WHAT TO WORK ON:
Scan the listing below for the word "освіту" and state how many lines hold it. Write nothing but the number.

Entries from a visual dataset
● ● ●

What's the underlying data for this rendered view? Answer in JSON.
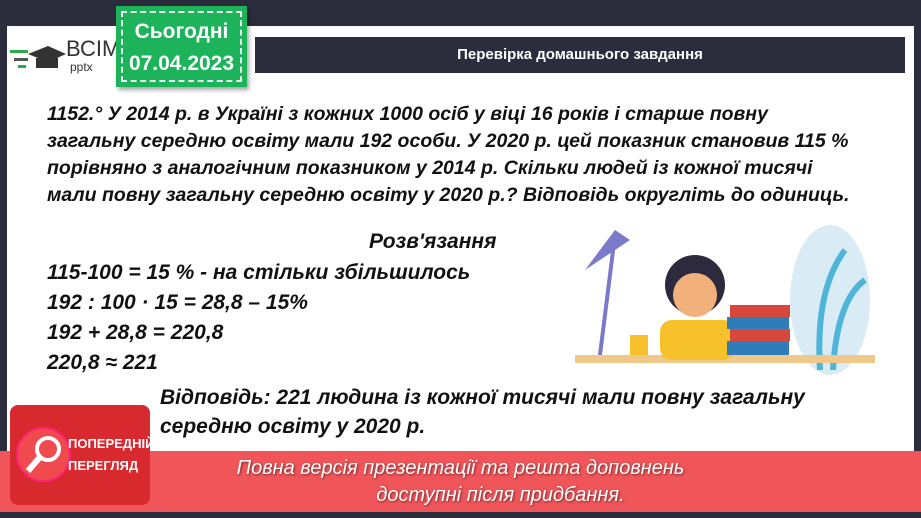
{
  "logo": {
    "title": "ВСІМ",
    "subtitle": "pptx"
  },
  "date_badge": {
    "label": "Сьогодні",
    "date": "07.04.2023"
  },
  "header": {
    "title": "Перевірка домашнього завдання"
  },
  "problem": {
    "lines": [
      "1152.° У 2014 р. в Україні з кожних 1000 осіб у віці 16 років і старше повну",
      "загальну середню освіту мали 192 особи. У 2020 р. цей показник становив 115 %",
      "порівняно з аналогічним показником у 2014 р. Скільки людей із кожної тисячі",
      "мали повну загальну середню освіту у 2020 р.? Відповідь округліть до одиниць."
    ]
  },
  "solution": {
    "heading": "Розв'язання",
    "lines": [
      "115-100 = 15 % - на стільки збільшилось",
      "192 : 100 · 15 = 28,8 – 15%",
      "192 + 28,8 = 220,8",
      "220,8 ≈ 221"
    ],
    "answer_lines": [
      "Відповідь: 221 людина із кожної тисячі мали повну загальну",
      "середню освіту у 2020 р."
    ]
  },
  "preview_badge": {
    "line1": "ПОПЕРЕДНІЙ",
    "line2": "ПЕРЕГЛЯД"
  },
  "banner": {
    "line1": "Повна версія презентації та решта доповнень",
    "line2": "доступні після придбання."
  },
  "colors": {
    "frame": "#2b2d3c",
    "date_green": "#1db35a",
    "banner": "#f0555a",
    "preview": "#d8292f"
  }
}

● ● ●

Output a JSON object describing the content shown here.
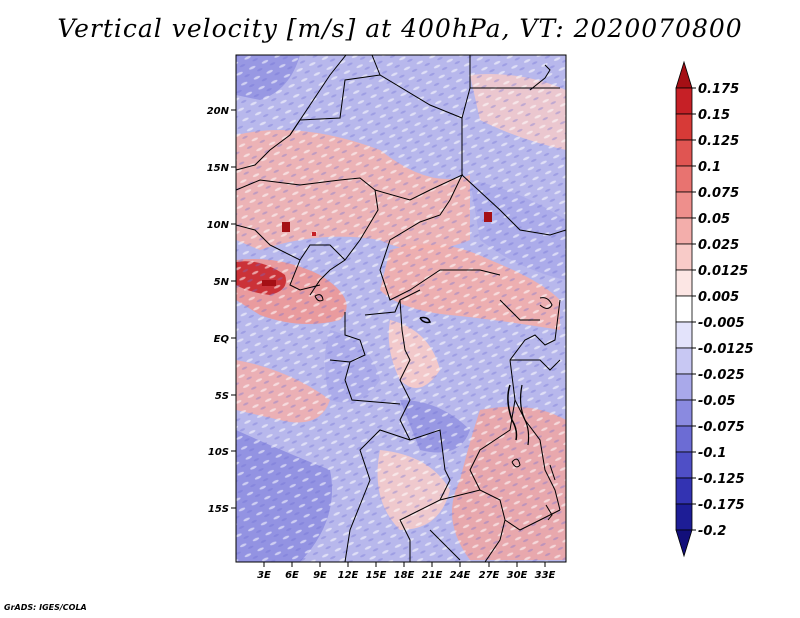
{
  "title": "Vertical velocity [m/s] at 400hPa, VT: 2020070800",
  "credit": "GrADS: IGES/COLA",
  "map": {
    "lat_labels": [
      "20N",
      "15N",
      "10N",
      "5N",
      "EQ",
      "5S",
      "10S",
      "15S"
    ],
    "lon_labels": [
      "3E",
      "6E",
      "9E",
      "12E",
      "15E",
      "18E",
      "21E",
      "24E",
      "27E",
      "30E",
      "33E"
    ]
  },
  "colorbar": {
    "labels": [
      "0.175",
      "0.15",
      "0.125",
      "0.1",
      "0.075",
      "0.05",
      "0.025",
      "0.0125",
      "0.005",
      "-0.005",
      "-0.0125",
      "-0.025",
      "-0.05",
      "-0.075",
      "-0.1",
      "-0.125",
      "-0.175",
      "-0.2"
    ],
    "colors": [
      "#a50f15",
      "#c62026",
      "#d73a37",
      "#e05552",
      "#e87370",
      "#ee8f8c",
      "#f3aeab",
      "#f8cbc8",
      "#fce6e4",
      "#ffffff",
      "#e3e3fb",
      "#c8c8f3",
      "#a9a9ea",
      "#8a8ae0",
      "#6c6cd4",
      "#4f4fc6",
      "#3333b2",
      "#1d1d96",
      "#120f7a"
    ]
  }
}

● ● ●

OUTPUT FOR THIS EXERCISE:
3